= Exercise task =
Locate the line that contains "Give me the", then copy it and all later lines of the data below exactly, through the last one.

Start of Task inputs

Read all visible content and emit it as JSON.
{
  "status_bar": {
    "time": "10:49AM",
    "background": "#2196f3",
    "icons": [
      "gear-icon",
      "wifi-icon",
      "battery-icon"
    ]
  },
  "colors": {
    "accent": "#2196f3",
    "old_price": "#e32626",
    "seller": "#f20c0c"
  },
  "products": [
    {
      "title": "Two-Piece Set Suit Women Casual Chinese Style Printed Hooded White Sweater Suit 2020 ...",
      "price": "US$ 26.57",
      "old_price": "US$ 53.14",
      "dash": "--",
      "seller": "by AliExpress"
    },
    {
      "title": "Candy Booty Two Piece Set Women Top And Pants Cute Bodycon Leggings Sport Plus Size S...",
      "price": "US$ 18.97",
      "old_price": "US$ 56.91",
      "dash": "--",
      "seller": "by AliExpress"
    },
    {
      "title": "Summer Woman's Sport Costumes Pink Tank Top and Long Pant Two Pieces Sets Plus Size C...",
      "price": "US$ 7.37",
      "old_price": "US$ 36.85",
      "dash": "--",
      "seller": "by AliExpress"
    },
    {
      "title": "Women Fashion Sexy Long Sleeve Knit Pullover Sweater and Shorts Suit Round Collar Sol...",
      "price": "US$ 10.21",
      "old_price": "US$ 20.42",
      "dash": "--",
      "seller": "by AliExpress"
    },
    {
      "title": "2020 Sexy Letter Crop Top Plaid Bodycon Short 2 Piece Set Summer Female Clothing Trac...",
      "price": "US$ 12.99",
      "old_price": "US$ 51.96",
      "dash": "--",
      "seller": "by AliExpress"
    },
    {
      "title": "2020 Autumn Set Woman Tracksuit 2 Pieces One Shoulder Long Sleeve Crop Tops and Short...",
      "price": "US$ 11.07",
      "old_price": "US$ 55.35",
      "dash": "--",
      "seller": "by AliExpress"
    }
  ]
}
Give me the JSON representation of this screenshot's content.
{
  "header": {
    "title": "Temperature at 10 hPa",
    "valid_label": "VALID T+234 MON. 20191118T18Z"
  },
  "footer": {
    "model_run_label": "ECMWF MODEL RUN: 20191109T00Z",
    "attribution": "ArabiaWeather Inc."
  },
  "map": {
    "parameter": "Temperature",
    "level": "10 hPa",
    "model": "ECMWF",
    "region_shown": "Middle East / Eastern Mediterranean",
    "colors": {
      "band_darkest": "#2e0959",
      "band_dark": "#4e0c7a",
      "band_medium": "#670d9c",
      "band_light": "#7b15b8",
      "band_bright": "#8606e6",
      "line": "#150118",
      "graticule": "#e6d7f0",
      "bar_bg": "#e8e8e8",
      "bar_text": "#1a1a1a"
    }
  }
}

End of Task inputs

= Exercise response =
Give me the JSON representation of this screenshot's content.
{
  "header": {
    "title": "Temperature at 10 hPa",
    "valid_label": "VALID T+234 MON. 20191118T18Z"
  },
  "footer": {
    "model_run_label": "ECMWF MODEL RUN: 20191109T00Z",
    "attribution": "ArabiaWeather Inc."
  },
  "map": {
    "parameter": "Temperature",
    "level": "10 hPa",
    "model": "ECMWF",
    "region_shown": "Middle East / Eastern Mediterranean",
    "colors": {
      "band_darkest": "#2e0959",
      "band_dark": "#4e0c7a",
      "band_medium": "#670d9c",
      "band_light": "#7b15b8",
      "band_bright": "#8606e6",
      "line": "#150118",
      "graticule": "#e6d7f0",
      "bar_bg": "#e8e8e8",
      "bar_text": "#1a1a1a"
    }
  }
}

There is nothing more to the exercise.